Task instructions :: Please write the listing below out again exactly, leaving every picture behind.

------------------------------------------------------------------------

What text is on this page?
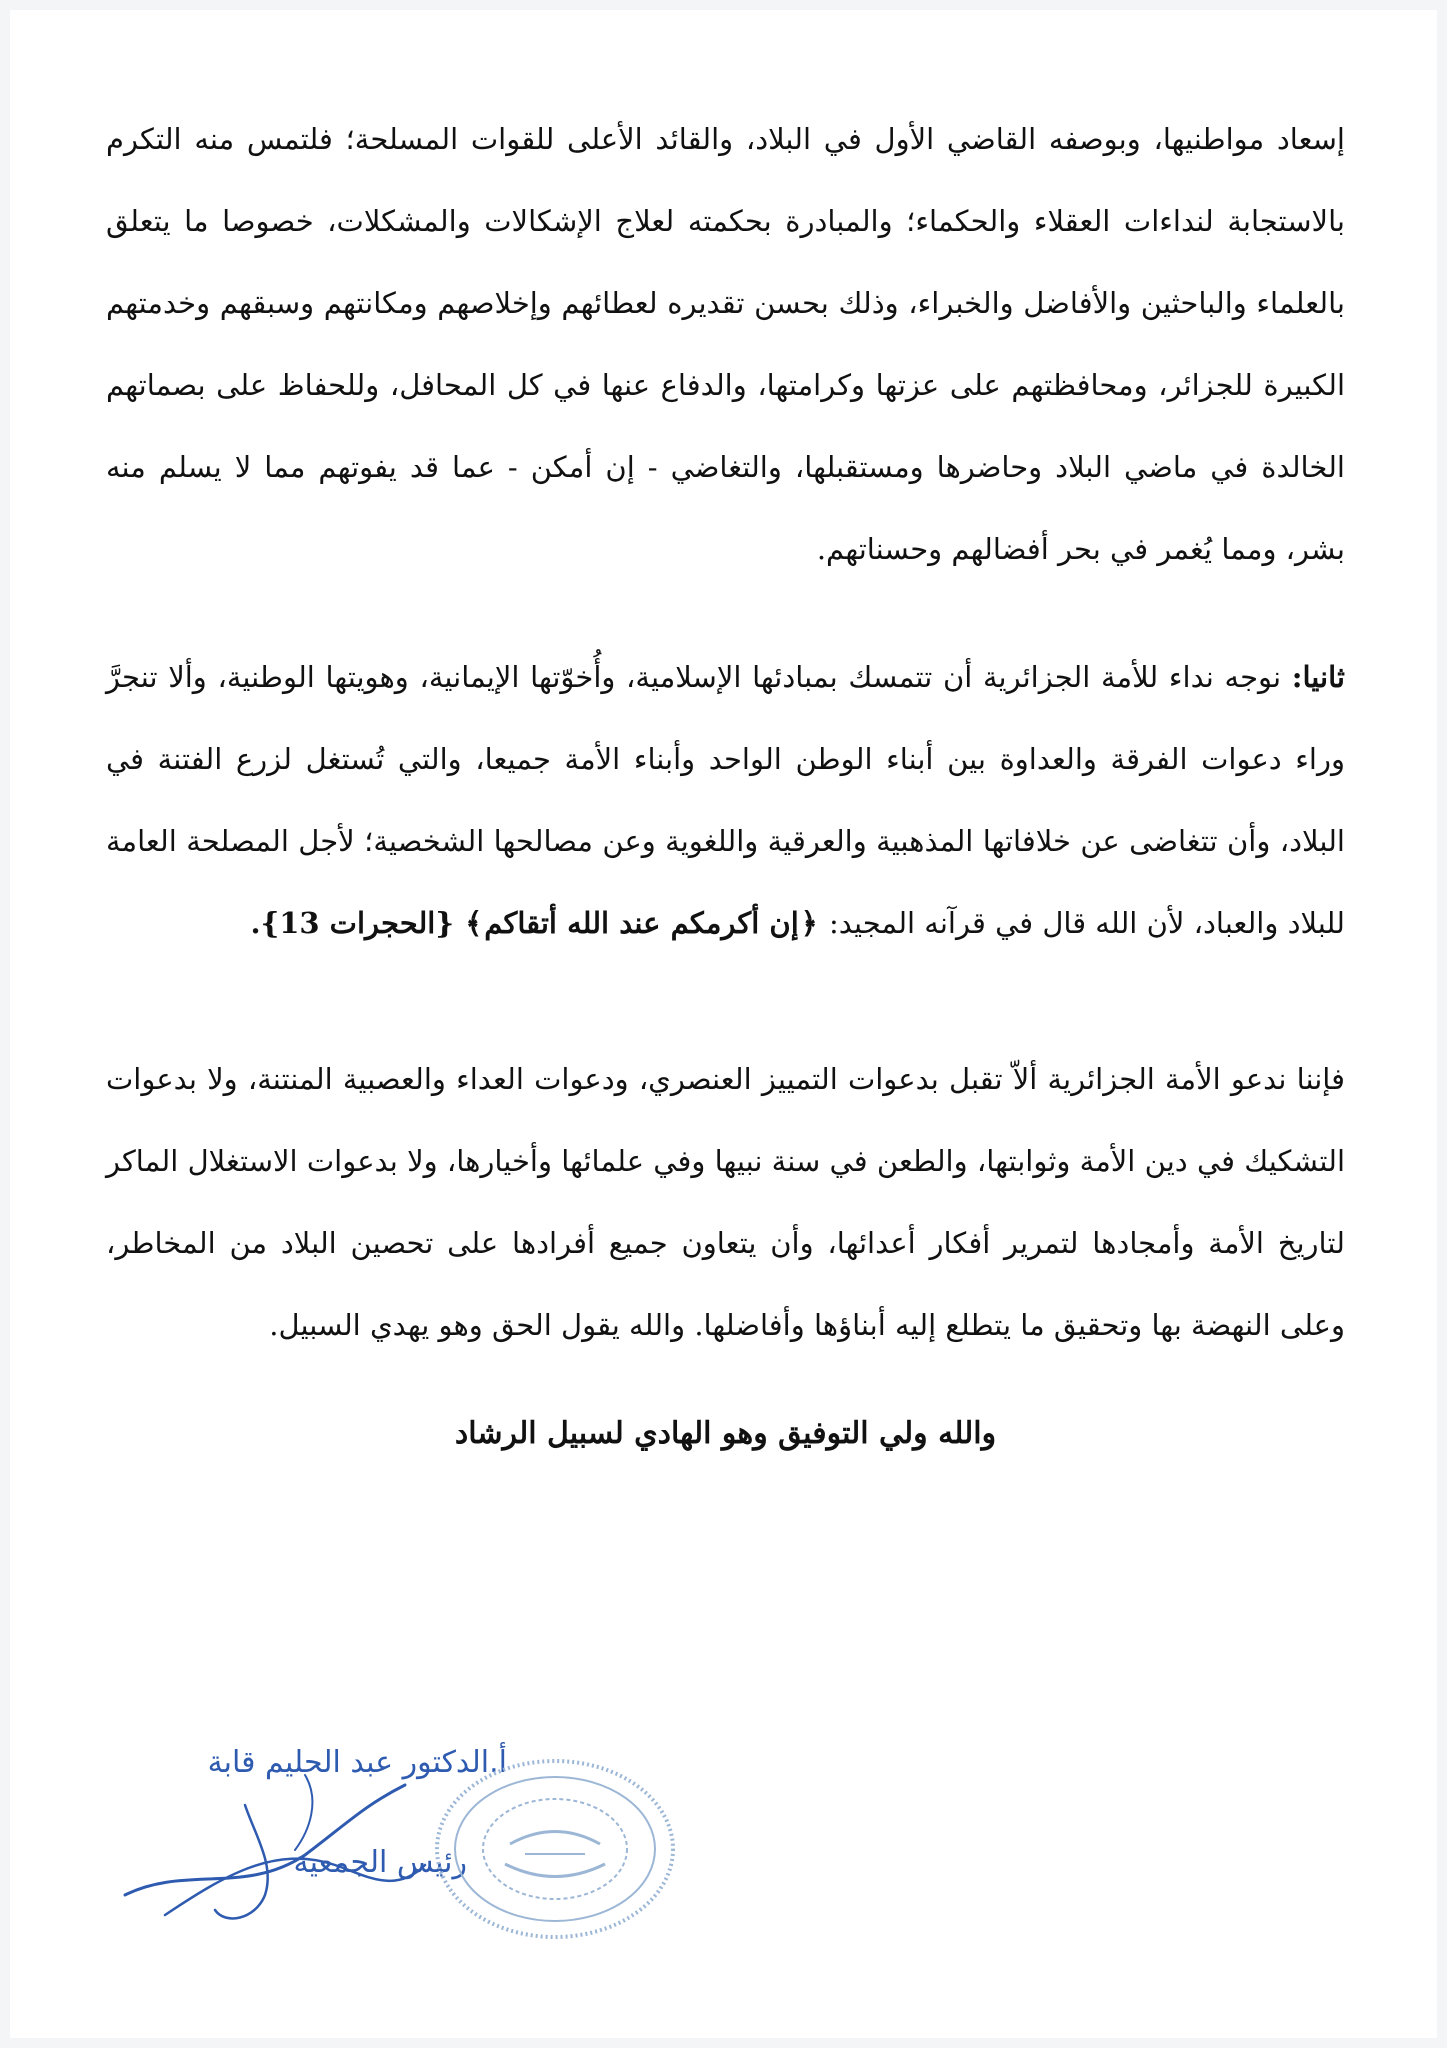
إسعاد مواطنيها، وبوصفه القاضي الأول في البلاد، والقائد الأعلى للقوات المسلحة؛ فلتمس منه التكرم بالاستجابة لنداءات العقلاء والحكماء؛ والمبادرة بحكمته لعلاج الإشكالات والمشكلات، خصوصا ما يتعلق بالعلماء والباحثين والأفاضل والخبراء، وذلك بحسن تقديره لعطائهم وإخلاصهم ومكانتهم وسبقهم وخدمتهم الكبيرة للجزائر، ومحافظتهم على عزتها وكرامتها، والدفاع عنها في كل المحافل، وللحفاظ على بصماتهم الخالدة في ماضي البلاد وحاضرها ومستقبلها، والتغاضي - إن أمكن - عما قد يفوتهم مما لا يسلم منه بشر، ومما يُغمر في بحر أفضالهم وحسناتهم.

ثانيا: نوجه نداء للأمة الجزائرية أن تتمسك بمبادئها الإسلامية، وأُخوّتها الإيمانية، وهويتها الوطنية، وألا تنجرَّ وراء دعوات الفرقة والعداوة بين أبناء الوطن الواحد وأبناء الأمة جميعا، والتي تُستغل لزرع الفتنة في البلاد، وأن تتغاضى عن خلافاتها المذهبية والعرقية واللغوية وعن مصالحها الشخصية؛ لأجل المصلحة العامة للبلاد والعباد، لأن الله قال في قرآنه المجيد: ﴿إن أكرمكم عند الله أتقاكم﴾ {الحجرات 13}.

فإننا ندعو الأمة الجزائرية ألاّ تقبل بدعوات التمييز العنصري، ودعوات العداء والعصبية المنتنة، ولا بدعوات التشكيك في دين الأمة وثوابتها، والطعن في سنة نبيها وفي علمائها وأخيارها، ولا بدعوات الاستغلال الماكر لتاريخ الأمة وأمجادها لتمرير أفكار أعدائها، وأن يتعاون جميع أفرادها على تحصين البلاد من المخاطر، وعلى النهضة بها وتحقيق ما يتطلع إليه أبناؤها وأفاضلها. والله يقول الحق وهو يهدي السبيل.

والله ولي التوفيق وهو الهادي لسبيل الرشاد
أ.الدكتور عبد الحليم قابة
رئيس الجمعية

------------------------------------------------------------------------

Solution to the exercise ::
What text is on this page?
إسعاد مواطنيها، وبوصفه القاضي الأول في البلاد، والقائد الأعلى للقوات المسلحة؛ فلتمس منه التكرم بالاستجابة لنداءات العقلاء والحكماء؛ والمبادرة بحكمته لعلاج الإشكالات والمشكلات، خصوصا ما يتعلق بالعلماء والباحثين والأفاضل والخبراء، وذلك بحسن تقديره لعطائهم وإخلاصهم ومكانتهم وسبقهم وخدمتهم الكبيرة للجزائر، ومحافظتهم على عزتها وكرامتها، والدفاع عنها في كل المحافل، وللحفاظ على بصماتهم الخالدة في ماضي البلاد وحاضرها ومستقبلها، والتغاضي - إن أمكن - عما قد يفوتهم مما لا يسلم منه بشر، ومما يُغمر في بحر أفضالهم وحسناتهم.

ثانيا: نوجه نداء للأمة الجزائرية أن تتمسك بمبادئها الإسلامية، وأُخوّتها الإيمانية، وهويتها الوطنية، وألا تنجرَّ وراء دعوات الفرقة والعداوة بين أبناء الوطن الواحد وأبناء الأمة جميعا، والتي تُستغل لزرع الفتنة في البلاد، وأن تتغاضى عن خلافاتها المذهبية والعرقية واللغوية وعن مصالحها الشخصية؛ لأجل المصلحة العامة للبلاد والعباد، لأن الله قال في قرآنه المجيد: ﴿إن أكرمكم عند الله أتقاكم﴾ {الحجرات 13}.

فإننا ندعو الأمة الجزائرية ألاّ تقبل بدعوات التمييز العنصري، ودعوات العداء والعصبية المنتنة، ولا بدعوات التشكيك في دين الأمة وثوابتها، والطعن في سنة نبيها وفي علمائها وأخيارها، ولا بدعوات الاستغلال الماكر لتاريخ الأمة وأمجادها لتمرير أفكار أعدائها، وأن يتعاون جميع أفرادها على تحصين البلاد من المخاطر، وعلى النهضة بها وتحقيق ما يتطلع إليه أبناؤها وأفاضلها. والله يقول الحق وهو يهدي السبيل.

والله ولي التوفيق وهو الهادي لسبيل الرشاد
أ.الدكتور عبد الحليم قابة
رئيس الجمعية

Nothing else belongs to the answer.